I’m curious to see how Guido and the other Python big-brains envision everyday use of any kind of protocol-based approach for type management (or whatever you want to term the topic at hand). From one of Alex Martelli’s posts, I can see how protocols could be really cool for library, specifically the standard library, developers. You create a library funtion, state that it can handle this protocol of thing, and it (not-so-)magically just does the right thing with various types that are passed in. For example, you can create a function that really expects a file-like object, create a protocol that adapts a string to a StringIO object, and now it can handle a file or a string. At least that’s how I understand things so far.

• [Challenge 1]
Decide whether each statement, (a) through (c), agrees with the post on Python protocols. Answer yes or no for each, and quote the words of the post that settle it.
(a) The writer's view of protocols draws on a post by Alex Martelli.
(b) In the writer's example, the protocol adapts a string to a StringIO object.
(c) The writer sees protocols as mainly useful to application developers.
• [Challenge 2]
Answer these questions from the post on Python protocols, one line each.
(a) Whose idea of the everyday use of protocols is the writer curious to see?
(b) What kind of object does the example function really expect?
(c) With the protocol in place, what two things can that function handle?
• [Challenge 3] Continue the post on Python protocols from the point where it stops.
The records play no part in the work on this page.

• [Record extracts]
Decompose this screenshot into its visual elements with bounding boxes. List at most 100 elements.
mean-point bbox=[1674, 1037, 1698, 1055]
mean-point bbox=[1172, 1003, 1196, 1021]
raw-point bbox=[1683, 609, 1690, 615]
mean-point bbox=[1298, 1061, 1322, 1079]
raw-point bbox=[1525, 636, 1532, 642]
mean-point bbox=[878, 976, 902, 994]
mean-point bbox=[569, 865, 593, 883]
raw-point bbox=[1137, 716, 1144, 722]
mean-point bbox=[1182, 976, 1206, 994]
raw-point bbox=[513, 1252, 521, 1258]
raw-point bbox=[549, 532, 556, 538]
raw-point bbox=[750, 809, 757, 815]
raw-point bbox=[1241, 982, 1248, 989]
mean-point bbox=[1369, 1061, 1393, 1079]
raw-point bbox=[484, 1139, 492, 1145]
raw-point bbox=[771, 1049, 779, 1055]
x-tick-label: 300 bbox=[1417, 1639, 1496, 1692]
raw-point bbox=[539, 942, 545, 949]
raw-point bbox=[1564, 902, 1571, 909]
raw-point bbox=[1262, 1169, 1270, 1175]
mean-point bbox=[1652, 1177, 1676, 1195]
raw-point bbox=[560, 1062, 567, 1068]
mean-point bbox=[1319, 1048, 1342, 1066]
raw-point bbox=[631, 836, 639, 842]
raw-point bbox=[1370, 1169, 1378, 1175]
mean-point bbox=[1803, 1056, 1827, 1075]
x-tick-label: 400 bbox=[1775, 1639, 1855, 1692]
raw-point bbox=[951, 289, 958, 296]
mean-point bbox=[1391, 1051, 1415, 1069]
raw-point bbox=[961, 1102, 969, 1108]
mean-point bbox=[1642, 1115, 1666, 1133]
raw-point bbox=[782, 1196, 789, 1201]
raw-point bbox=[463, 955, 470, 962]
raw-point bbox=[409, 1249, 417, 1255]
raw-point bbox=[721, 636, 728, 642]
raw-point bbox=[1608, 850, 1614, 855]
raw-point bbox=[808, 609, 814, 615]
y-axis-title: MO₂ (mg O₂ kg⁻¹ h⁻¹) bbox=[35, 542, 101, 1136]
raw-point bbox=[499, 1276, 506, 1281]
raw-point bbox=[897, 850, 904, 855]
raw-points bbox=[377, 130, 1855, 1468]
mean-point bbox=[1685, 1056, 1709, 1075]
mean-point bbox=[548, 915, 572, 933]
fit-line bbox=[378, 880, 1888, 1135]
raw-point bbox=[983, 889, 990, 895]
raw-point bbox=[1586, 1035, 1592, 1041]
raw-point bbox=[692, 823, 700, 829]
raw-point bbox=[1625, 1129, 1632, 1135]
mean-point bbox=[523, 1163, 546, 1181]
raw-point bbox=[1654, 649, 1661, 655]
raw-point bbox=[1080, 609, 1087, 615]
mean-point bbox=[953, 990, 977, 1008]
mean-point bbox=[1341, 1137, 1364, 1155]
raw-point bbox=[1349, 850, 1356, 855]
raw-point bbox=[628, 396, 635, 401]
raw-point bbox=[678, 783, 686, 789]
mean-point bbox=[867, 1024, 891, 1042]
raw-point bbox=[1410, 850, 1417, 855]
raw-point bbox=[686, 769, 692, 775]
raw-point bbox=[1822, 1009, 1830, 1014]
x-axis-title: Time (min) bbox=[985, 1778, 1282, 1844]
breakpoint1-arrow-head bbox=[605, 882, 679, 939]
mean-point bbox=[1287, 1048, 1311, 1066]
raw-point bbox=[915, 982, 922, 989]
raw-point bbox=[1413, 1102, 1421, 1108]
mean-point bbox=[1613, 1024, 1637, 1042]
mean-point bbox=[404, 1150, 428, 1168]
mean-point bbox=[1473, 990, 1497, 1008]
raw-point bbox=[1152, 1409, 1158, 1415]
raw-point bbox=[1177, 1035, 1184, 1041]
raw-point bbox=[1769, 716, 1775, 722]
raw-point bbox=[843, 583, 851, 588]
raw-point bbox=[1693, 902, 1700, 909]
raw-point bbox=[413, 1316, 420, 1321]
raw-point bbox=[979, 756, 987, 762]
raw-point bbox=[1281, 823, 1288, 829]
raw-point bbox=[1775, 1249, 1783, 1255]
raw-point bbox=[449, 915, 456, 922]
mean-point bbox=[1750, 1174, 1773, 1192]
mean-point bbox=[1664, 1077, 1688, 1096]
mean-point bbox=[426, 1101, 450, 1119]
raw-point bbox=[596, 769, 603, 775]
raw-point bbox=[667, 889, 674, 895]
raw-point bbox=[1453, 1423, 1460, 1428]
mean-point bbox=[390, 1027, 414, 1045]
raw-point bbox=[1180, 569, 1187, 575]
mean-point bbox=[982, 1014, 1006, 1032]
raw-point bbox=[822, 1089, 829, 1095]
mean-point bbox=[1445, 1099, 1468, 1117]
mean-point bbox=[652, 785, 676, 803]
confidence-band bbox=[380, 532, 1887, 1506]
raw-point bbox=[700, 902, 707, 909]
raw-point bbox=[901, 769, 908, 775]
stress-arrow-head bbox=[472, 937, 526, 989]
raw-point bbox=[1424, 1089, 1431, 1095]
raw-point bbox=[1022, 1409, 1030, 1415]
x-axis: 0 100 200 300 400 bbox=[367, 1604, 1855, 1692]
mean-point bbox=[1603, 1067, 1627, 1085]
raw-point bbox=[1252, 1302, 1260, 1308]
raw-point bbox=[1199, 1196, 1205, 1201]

• [Final result 1]
(a) Yes: "From one of Alex Martelli’s posts, I can see how protocols could be really cool"
(b) Yes: "create a protocol that adapts a string to a StringIO object"
(c) No: "really cool for library, specifically the standard library, developers"

• [Final result 2]
(a) Guido and the other Python big-brains
(b) A file-like object
(c) A file or a string

• [Final result 3]
As I’ve been watching the discussion around protocols, I’ve assumed that this was going to be Python’s way of gently (and optionally) enforcing type “safety” or requiring function/method call arguments to be of certain types, but it appears to be much more than that. I really like the idea. I’d just like to see more day-to-day use cases rather than just the theoretical discussions that I’ve read thus far. From PEP 246, there is a question “What benefit does this proposal provide?”, to which the answer begins “[t]he typical Python programmer is an integrator” and seems to sound like protocols will just “make stuff work” if a sensible type of object is passed into a function or method. So, maybe that’s the “common, everyday use case” that I was looking for. Maybe it just makes stuff work easier and integrate better. How protocols and adaptation fit into my original “type safety” thoughts is becoming less clear. I was really hoping Python would incorporate optional type checking at some point. Maybe this protocol approach can provide a foundation for type checking. Or maybe that’s an entirely different discussion.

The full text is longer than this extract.